» Information supplied:
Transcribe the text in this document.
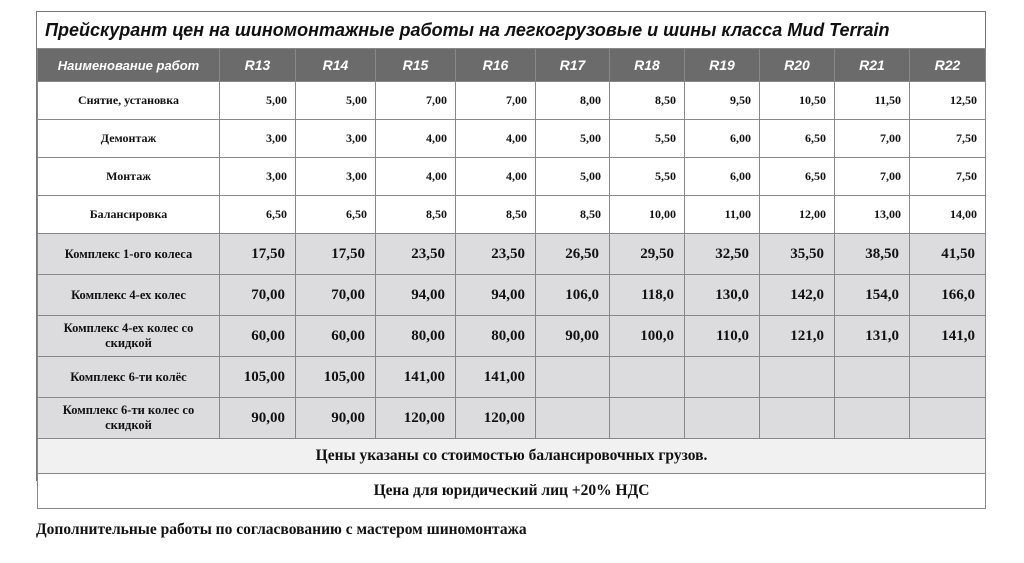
Прейскурант цен на шиномонтажные работы на легкогрузовые и шины класса Mud Terrain
Наименование работ	R13	R14	R15	R16	R17	R18	R19	R20	R21	R22
Снятие, установка	5,00	5,00	7,00	7,00	8,00	8,50	9,50	10,50	11,50	12,50
Демонтаж	3,00	3,00	4,00	4,00	5,00	5,50	6,00	6,50	7,00	7,50
Монтаж	3,00	3,00	4,00	4,00	5,00	5,50	6,00	6,50	7,00	7,50
Балансировка	6,50	6,50	8,50	8,50	8,50	10,00	11,00	12,00	13,00	14,00
Комплекс 1-ого колеса	17,50	17,50	23,50	23,50	26,50	29,50	32,50	35,50	38,50	41,50
Комплекс 4-ех колес	70,00	70,00	94,00	94,00	106,0	118,0	130,0	142,0	154,0	166,0
Комплекс 4-ех колес со скидкой	60,00	60,00	80,00	80,00	90,00	100,0	110,0	121,0	131,0	141,0
Комплекс 6-ти колёс	105,00	105,00	141,00	141,00						
Комплекс 6-ти колес со скидкой	90,00	90,00	120,00	120,00						
Цены указаны со стоимостью балансировочных грузов.										
Цена для юридический лиц +20% НДС										
Дополнительные работы по согласвованию с мастером шиномонтажа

» Problem requirements:
Keep only the lines that hold the string "скидкой", and copy them out.

» Complete answer:
Комплекс 4-ех колес со скидкой	60,00	60,00	80,00	80,00	90,00	100,0	110,0	121,0	131,0	141,0
Комплекс 6-ти колес со скидкой	90,00	90,00	120,00	120,00						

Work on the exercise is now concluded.